◆ Work to complete
Write the data out again, character for character, with no images.

## start Given records

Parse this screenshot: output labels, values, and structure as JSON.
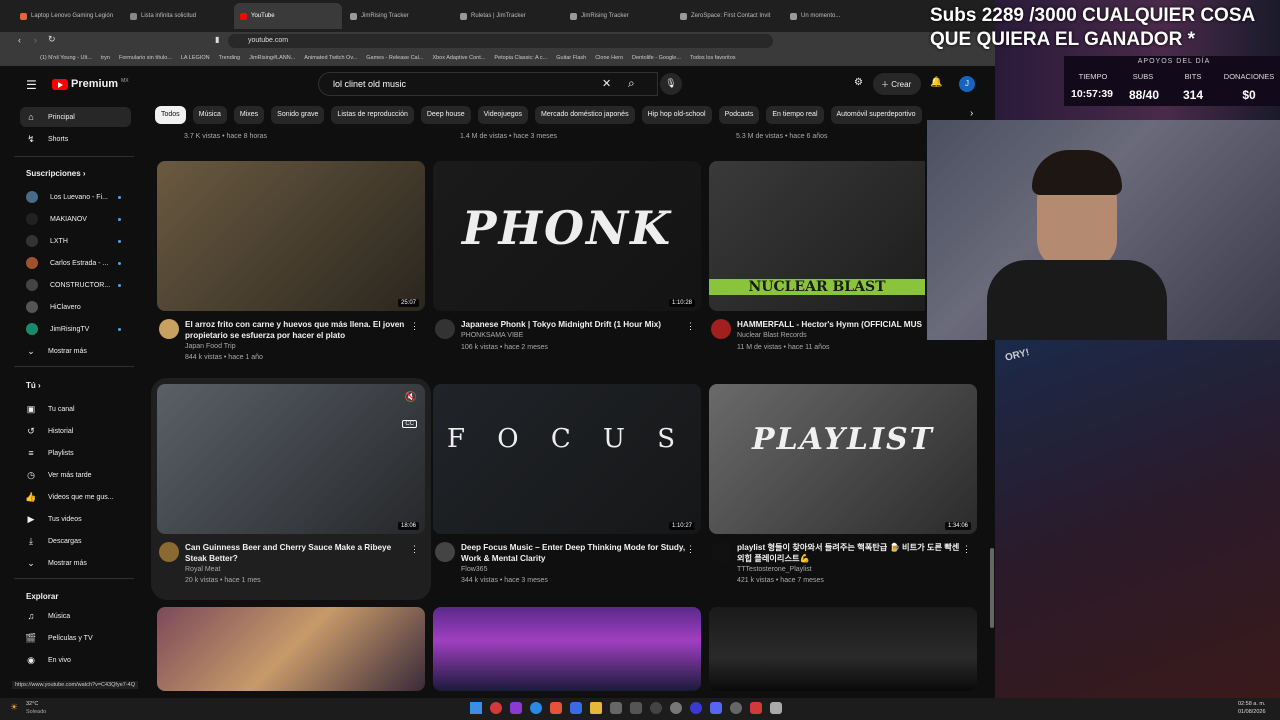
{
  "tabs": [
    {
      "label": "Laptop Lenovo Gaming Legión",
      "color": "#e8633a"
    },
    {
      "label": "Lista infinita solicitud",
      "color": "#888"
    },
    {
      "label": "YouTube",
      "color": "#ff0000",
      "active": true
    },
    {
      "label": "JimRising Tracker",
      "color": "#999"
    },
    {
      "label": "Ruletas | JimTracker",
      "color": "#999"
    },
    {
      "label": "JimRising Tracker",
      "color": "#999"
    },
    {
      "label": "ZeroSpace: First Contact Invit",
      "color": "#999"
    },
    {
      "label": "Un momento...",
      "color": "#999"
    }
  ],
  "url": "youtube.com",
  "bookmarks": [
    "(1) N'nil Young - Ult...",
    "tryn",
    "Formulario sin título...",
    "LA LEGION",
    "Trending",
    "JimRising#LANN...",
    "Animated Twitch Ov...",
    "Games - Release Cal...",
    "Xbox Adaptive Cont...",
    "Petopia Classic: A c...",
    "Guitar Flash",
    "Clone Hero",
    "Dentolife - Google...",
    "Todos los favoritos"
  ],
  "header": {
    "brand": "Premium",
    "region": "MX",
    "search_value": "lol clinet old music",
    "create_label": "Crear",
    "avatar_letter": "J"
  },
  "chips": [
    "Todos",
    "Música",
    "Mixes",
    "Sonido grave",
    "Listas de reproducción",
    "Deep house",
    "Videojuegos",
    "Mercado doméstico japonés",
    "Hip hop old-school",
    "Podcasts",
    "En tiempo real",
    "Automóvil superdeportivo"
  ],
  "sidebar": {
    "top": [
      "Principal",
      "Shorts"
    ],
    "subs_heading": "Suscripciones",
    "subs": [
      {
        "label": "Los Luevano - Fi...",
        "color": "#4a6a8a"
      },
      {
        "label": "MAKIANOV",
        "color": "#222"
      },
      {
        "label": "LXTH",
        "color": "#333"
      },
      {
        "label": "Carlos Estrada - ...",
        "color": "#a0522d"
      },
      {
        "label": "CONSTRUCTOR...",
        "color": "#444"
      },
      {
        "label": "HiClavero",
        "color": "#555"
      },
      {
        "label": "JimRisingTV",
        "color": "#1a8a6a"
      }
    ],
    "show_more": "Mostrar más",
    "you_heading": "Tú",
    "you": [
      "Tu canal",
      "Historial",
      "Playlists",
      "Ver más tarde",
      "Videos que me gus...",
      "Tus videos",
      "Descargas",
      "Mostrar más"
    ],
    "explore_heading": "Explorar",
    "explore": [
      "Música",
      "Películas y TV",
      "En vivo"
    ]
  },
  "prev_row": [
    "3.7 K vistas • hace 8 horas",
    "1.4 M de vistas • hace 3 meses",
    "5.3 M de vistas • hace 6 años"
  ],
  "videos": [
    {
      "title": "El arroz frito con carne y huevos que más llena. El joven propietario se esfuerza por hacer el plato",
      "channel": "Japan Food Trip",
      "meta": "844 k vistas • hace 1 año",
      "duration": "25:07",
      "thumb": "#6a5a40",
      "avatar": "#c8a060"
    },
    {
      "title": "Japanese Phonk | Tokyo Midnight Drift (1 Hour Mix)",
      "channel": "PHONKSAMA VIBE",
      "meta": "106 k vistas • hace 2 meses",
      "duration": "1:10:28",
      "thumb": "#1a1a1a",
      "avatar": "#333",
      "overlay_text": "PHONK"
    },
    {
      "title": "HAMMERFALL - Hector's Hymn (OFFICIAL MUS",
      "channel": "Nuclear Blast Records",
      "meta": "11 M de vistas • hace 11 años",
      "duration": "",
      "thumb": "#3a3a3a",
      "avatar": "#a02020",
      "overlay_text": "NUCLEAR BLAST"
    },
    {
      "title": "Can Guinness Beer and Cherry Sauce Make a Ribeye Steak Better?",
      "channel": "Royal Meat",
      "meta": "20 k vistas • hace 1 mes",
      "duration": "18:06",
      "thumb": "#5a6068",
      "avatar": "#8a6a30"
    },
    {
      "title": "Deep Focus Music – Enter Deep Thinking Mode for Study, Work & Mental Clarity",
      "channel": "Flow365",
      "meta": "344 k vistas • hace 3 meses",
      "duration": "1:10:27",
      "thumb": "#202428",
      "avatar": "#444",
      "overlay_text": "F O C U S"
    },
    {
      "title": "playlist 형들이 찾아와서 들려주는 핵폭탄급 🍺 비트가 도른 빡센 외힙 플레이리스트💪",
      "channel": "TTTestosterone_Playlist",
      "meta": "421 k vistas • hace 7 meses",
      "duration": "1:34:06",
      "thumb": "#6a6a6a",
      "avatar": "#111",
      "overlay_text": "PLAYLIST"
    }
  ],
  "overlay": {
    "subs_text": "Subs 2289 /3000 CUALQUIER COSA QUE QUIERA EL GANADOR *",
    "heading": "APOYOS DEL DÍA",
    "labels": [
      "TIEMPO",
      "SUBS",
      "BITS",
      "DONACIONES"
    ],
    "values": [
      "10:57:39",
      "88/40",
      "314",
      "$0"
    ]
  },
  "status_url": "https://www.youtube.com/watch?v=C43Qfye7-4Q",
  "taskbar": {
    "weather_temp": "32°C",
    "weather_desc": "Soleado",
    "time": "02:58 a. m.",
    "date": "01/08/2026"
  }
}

## end Given records

◆ Solution to the problem
Parse this screenshot: output labels, values, and structure as JSON.
{
  "tabs": [
    {
      "label": "Laptop Lenovo Gaming Legión",
      "color": "#e8633a"
    },
    {
      "label": "Lista infinita solicitud",
      "color": "#888"
    },
    {
      "label": "YouTube",
      "color": "#ff0000",
      "active": true
    },
    {
      "label": "JimRising Tracker",
      "color": "#999"
    },
    {
      "label": "Ruletas | JimTracker",
      "color": "#999"
    },
    {
      "label": "JimRising Tracker",
      "color": "#999"
    },
    {
      "label": "ZeroSpace: First Contact Invit",
      "color": "#999"
    },
    {
      "label": "Un momento...",
      "color": "#999"
    }
  ],
  "url": "youtube.com",
  "bookmarks": [
    "(1) N'nil Young - Ult...",
    "tryn",
    "Formulario sin título...",
    "LA LEGION",
    "Trending",
    "JimRising#LANN...",
    "Animated Twitch Ov...",
    "Games - Release Cal...",
    "Xbox Adaptive Cont...",
    "Petopia Classic: A c...",
    "Guitar Flash",
    "Clone Hero",
    "Dentolife - Google...",
    "Todos los favoritos"
  ],
  "header": {
    "brand": "Premium",
    "region": "MX",
    "search_value": "lol clinet old music",
    "create_label": "Crear",
    "avatar_letter": "J"
  },
  "chips": [
    "Todos",
    "Música",
    "Mixes",
    "Sonido grave",
    "Listas de reproducción",
    "Deep house",
    "Videojuegos",
    "Mercado doméstico japonés",
    "Hip hop old-school",
    "Podcasts",
    "En tiempo real",
    "Automóvil superdeportivo"
  ],
  "sidebar": {
    "top": [
      "Principal",
      "Shorts"
    ],
    "subs_heading": "Suscripciones",
    "subs": [
      {
        "label": "Los Luevano - Fi...",
        "color": "#4a6a8a"
      },
      {
        "label": "MAKIANOV",
        "color": "#222"
      },
      {
        "label": "LXTH",
        "color": "#333"
      },
      {
        "label": "Carlos Estrada - ...",
        "color": "#a0522d"
      },
      {
        "label": "CONSTRUCTOR...",
        "color": "#444"
      },
      {
        "label": "HiClavero",
        "color": "#555"
      },
      {
        "label": "JimRisingTV",
        "color": "#1a8a6a"
      }
    ],
    "show_more": "Mostrar más",
    "you_heading": "Tú",
    "you": [
      "Tu canal",
      "Historial",
      "Playlists",
      "Ver más tarde",
      "Videos que me gus...",
      "Tus videos",
      "Descargas",
      "Mostrar más"
    ],
    "explore_heading": "Explorar",
    "explore": [
      "Música",
      "Películas y TV",
      "En vivo"
    ]
  },
  "prev_row": [
    "3.7 K vistas • hace 8 horas",
    "1.4 M de vistas • hace 3 meses",
    "5.3 M de vistas • hace 6 años"
  ],
  "videos": [
    {
      "title": "El arroz frito con carne y huevos que más llena. El joven propietario se esfuerza por hacer el plato",
      "channel": "Japan Food Trip",
      "meta": "844 k vistas • hace 1 año",
      "duration": "25:07",
      "thumb": "#6a5a40",
      "avatar": "#c8a060"
    },
    {
      "title": "Japanese Phonk | Tokyo Midnight Drift (1 Hour Mix)",
      "channel": "PHONKSAMA VIBE",
      "meta": "106 k vistas • hace 2 meses",
      "duration": "1:10:28",
      "thumb": "#1a1a1a",
      "avatar": "#333",
      "overlay_text": "PHONK"
    },
    {
      "title": "HAMMERFALL - Hector's Hymn (OFFICIAL MUS",
      "channel": "Nuclear Blast Records",
      "meta": "11 M de vistas • hace 11 años",
      "duration": "",
      "thumb": "#3a3a3a",
      "avatar": "#a02020",
      "overlay_text": "NUCLEAR BLAST"
    },
    {
      "title": "Can Guinness Beer and Cherry Sauce Make a Ribeye Steak Better?",
      "channel": "Royal Meat",
      "meta": "20 k vistas • hace 1 mes",
      "duration": "18:06",
      "thumb": "#5a6068",
      "avatar": "#8a6a30"
    },
    {
      "title": "Deep Focus Music – Enter Deep Thinking Mode for Study, Work & Mental Clarity",
      "channel": "Flow365",
      "meta": "344 k vistas • hace 3 meses",
      "duration": "1:10:27",
      "thumb": "#202428",
      "avatar": "#444",
      "overlay_text": "F O C U S"
    },
    {
      "title": "playlist 형들이 찾아와서 들려주는 핵폭탄급 🍺 비트가 도른 빡센 외힙 플레이리스트💪",
      "channel": "TTTestosterone_Playlist",
      "meta": "421 k vistas • hace 7 meses",
      "duration": "1:34:06",
      "thumb": "#6a6a6a",
      "avatar": "#111",
      "overlay_text": "PLAYLIST"
    }
  ],
  "overlay": {
    "subs_text": "Subs 2289 /3000 CUALQUIER COSA QUE QUIERA EL GANADOR *",
    "heading": "APOYOS DEL DÍA",
    "labels": [
      "TIEMPO",
      "SUBS",
      "BITS",
      "DONACIONES"
    ],
    "values": [
      "10:57:39",
      "88/40",
      "314",
      "$0"
    ]
  },
  "status_url": "https://www.youtube.com/watch?v=C43Qfye7-4Q",
  "taskbar": {
    "weather_temp": "32°C",
    "weather_desc": "Soleado",
    "time": "02:58 a. m.",
    "date": "01/08/2026"
  }
}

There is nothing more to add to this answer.